TASK OBJECTIVE –
Within the records below, find each line that holds the string "label", then copy it.
─── GIVEN RECORDS ───
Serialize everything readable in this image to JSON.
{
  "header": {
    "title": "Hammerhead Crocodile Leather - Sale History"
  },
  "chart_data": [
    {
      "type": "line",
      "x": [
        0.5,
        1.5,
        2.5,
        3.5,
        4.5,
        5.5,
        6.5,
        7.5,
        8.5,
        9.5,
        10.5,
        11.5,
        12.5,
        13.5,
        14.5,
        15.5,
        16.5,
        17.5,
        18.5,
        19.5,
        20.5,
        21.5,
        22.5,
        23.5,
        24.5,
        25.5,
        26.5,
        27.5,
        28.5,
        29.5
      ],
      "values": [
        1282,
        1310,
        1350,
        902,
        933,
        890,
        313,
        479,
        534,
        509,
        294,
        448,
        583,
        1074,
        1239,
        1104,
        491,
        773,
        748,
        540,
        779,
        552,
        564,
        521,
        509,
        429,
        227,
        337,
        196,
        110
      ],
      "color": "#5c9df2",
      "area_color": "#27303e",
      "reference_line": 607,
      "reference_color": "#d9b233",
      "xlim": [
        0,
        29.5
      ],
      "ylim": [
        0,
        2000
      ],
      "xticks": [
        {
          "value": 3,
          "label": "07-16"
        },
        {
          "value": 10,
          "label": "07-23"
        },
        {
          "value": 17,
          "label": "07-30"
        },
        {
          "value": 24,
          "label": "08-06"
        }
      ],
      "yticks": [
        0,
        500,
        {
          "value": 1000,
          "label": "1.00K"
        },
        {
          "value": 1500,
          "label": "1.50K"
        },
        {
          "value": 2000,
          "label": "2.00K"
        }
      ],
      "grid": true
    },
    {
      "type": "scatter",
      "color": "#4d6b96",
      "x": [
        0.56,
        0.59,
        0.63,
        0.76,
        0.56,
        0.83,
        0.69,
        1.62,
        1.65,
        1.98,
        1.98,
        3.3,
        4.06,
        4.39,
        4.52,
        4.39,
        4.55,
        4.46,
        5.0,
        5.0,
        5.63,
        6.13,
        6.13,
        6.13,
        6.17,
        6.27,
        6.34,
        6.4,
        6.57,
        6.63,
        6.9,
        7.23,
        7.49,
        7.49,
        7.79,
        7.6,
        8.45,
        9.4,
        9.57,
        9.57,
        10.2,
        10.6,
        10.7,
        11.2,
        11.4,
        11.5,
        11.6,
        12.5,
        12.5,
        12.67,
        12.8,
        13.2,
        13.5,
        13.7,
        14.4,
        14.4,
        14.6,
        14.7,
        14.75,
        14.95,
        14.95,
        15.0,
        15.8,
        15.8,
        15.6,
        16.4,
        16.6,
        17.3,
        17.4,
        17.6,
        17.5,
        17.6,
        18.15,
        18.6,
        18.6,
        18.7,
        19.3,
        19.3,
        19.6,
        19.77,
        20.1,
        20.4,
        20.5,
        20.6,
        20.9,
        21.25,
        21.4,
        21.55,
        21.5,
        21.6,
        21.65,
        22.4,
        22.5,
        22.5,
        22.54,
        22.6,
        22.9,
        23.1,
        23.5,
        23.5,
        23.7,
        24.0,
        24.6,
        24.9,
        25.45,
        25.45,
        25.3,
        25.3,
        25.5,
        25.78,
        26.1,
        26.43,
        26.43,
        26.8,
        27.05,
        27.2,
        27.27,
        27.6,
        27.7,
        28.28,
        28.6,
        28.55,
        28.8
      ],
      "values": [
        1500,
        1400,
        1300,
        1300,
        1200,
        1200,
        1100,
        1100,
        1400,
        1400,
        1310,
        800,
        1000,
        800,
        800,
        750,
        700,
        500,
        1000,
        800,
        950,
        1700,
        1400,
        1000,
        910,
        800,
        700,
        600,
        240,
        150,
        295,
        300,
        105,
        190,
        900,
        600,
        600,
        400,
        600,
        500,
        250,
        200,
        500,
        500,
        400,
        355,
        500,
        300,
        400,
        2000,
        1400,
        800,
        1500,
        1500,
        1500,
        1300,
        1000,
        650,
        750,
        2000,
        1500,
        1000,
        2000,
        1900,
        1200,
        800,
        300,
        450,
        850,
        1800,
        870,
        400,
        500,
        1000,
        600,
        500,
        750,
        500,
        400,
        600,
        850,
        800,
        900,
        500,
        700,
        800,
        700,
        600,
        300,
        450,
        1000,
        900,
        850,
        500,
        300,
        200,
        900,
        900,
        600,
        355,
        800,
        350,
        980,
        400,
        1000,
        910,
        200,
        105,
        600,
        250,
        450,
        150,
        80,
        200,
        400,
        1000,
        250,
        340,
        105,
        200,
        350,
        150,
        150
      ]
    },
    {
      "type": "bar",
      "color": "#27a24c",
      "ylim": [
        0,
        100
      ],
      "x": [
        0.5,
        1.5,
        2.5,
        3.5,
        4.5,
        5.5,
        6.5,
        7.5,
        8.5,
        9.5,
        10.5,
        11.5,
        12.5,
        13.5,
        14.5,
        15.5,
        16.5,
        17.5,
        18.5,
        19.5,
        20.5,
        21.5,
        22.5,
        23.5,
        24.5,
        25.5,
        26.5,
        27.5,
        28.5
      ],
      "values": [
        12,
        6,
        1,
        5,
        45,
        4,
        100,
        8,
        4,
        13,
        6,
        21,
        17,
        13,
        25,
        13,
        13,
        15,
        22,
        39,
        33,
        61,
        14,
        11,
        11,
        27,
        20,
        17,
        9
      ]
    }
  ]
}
───
RESULT BELOW –
          "label": "07-16"
          "label": "07-23"
          "label": "07-30"
          "label": "08-06"
          "label": "1.00K"
          "label": "1.50K"
          "label": "2.00K"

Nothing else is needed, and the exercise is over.